* [WRITTEN TASK]: Reproduce, character for character, the part that opens with the line containing "y-tick-label: -3 [436, 929, 449, 946]" and closes with the line containing "atom [308, 541, 316, 549]", keeping both of those lines.

[start of DATASET ENTRIES]

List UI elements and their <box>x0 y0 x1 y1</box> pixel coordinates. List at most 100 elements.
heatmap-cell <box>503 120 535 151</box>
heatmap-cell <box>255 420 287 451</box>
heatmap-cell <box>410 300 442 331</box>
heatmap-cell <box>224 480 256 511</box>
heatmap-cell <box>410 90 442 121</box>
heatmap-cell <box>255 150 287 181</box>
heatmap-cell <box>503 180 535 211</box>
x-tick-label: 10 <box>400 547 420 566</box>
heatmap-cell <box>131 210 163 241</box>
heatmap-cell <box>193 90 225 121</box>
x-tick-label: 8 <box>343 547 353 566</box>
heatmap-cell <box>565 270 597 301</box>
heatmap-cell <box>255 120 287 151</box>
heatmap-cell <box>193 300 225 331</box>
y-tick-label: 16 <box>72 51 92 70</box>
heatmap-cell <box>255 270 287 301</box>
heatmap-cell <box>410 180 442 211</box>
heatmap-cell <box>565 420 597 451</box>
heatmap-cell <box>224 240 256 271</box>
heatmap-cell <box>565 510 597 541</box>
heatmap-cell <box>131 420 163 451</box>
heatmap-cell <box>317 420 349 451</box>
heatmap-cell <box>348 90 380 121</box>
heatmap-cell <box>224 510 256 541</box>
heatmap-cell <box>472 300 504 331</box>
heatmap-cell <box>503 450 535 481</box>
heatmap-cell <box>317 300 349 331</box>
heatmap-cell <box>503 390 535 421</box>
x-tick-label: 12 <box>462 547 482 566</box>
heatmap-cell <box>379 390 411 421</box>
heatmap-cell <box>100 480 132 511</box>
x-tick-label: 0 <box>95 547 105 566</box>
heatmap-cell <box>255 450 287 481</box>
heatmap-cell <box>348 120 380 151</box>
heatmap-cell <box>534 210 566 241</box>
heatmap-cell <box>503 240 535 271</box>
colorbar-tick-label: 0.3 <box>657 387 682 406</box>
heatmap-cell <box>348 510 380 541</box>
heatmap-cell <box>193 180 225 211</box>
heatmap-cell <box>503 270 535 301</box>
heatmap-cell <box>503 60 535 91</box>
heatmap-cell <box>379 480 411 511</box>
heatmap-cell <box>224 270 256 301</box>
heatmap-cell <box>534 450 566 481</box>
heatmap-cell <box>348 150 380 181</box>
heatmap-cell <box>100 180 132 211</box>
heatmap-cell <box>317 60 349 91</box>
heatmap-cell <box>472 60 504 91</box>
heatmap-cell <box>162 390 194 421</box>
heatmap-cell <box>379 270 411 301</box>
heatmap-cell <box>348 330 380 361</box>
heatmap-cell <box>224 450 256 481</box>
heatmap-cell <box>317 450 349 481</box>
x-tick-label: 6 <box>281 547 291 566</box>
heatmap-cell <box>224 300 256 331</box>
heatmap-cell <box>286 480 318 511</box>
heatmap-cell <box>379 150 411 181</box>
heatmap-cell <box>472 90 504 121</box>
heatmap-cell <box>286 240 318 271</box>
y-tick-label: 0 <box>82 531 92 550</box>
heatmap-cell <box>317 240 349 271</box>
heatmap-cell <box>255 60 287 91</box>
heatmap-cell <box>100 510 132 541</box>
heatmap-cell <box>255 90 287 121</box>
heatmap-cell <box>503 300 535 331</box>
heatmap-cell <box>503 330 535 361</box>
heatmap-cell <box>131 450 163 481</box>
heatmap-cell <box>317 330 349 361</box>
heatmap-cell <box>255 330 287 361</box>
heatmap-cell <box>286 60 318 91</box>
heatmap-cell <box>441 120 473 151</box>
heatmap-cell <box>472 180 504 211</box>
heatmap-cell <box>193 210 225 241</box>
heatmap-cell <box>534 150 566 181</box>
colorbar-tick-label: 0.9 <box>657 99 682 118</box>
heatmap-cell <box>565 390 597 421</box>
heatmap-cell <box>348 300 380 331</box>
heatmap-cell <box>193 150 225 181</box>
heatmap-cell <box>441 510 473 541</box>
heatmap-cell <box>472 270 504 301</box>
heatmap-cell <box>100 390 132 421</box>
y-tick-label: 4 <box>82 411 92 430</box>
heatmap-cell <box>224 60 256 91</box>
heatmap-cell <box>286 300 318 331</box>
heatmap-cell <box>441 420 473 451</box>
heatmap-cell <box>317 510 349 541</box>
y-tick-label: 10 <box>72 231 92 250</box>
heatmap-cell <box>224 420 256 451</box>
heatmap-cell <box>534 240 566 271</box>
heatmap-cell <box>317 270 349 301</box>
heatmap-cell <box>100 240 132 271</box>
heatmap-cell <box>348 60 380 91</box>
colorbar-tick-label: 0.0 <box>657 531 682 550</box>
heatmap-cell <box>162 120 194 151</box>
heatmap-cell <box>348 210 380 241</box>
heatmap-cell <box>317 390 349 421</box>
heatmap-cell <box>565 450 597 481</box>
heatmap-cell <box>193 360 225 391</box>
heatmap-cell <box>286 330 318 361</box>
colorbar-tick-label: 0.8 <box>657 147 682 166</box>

[end of DATASET ENTRIES]
[start of DATASET ENTRIES]

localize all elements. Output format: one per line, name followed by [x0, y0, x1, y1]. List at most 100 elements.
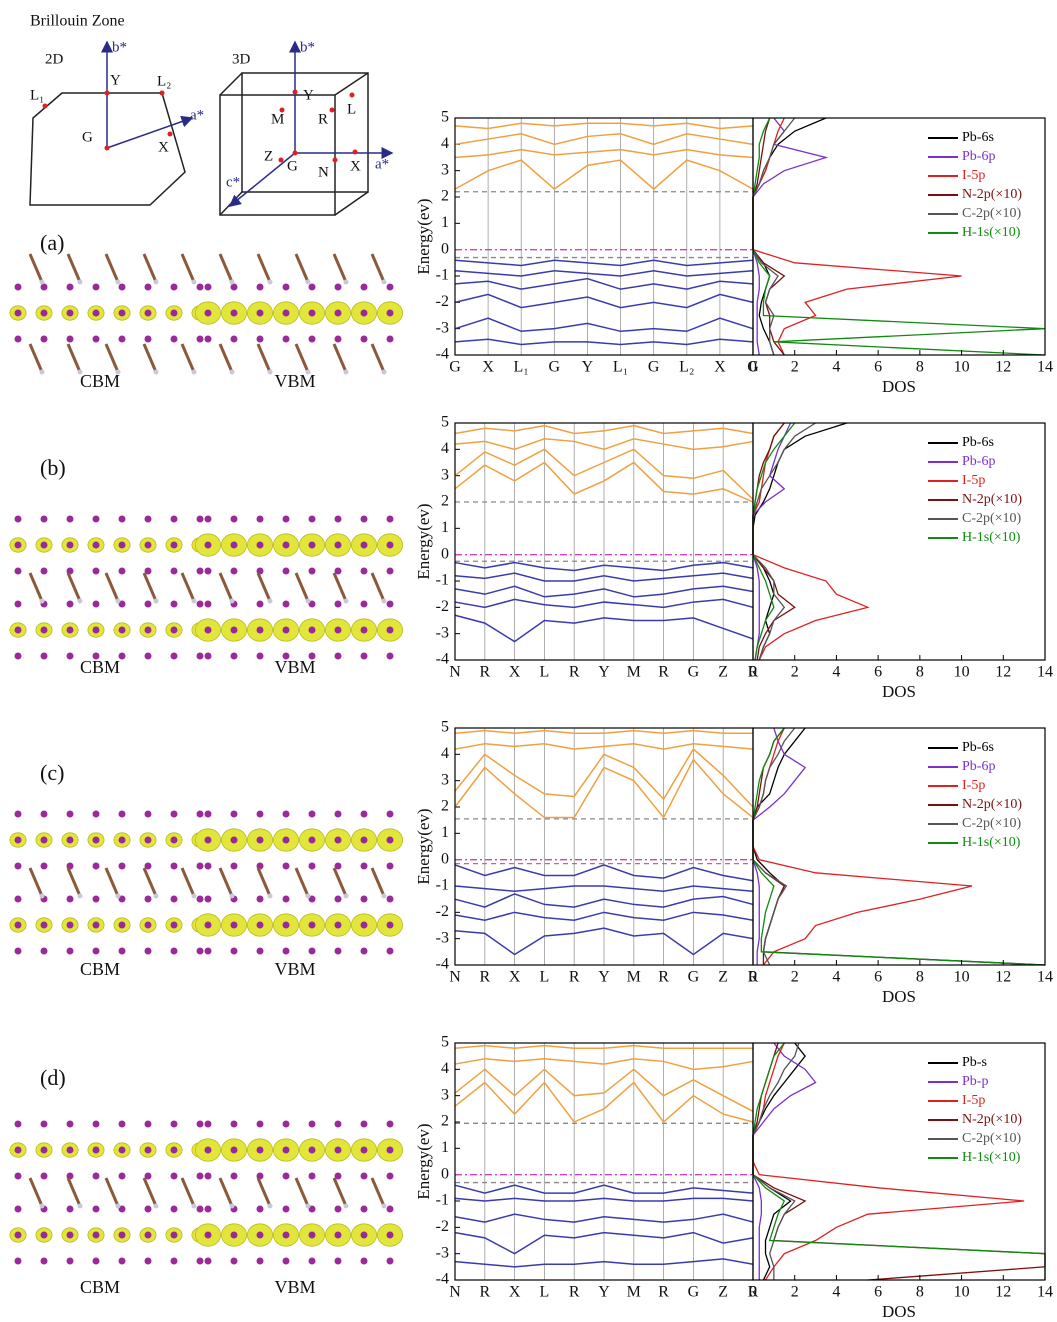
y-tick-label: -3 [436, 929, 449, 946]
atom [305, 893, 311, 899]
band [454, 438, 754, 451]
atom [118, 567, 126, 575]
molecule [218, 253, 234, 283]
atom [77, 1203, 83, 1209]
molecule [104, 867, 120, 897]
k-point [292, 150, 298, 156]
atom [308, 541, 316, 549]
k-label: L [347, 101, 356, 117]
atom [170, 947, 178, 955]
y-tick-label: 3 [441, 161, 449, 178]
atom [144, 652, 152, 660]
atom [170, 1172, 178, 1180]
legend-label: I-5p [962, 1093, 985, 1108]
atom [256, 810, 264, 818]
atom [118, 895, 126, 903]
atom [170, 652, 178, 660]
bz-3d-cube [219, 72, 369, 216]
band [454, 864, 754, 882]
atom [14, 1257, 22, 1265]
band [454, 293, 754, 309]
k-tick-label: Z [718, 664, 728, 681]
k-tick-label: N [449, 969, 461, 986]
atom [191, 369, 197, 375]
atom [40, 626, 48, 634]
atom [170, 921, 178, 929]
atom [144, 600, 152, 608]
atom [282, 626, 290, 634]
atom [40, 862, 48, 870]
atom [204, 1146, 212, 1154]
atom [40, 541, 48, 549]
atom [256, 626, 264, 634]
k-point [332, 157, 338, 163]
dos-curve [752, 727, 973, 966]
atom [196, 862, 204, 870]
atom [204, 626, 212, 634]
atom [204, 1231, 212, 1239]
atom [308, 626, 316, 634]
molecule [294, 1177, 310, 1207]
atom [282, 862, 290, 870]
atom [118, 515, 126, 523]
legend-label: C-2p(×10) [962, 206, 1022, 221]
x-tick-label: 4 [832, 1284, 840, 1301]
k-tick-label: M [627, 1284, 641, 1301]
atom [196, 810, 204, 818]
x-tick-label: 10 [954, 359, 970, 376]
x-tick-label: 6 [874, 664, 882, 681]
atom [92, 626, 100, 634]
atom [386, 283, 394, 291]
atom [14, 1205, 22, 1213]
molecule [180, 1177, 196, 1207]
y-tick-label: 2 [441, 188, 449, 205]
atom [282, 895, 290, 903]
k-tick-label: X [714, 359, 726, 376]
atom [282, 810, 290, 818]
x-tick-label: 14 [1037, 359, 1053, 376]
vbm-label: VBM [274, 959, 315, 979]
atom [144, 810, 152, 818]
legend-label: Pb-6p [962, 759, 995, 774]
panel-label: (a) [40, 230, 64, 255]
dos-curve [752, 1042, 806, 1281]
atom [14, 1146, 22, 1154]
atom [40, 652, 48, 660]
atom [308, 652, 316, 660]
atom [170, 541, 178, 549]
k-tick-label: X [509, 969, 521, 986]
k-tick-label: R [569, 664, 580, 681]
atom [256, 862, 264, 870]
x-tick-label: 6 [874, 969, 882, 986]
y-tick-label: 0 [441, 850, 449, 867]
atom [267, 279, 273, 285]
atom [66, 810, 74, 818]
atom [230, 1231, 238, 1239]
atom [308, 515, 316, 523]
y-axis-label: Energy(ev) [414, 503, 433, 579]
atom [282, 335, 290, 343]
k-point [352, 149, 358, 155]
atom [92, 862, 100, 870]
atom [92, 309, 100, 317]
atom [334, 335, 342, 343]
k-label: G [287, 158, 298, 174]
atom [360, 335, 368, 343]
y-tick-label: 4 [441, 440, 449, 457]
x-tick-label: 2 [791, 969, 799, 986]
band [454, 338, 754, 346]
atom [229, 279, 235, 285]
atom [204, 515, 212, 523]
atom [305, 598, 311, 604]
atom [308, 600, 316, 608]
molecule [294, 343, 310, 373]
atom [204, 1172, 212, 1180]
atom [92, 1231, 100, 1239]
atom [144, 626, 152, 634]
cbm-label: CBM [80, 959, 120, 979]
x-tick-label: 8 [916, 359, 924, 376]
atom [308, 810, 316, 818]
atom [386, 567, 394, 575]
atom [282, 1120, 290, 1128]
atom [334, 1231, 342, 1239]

[end of DATASET ENTRIES]

* [EXPECTED ANSWER]:
y-tick-label: -3 [436, 929, 449, 946]
atom [305, 893, 311, 899]
band [454, 438, 754, 451]
atom [118, 567, 126, 575]
molecule [218, 253, 234, 283]
atom [77, 1203, 83, 1209]
molecule [104, 867, 120, 897]
k-point [292, 150, 298, 156]
atom [308, 541, 316, 549]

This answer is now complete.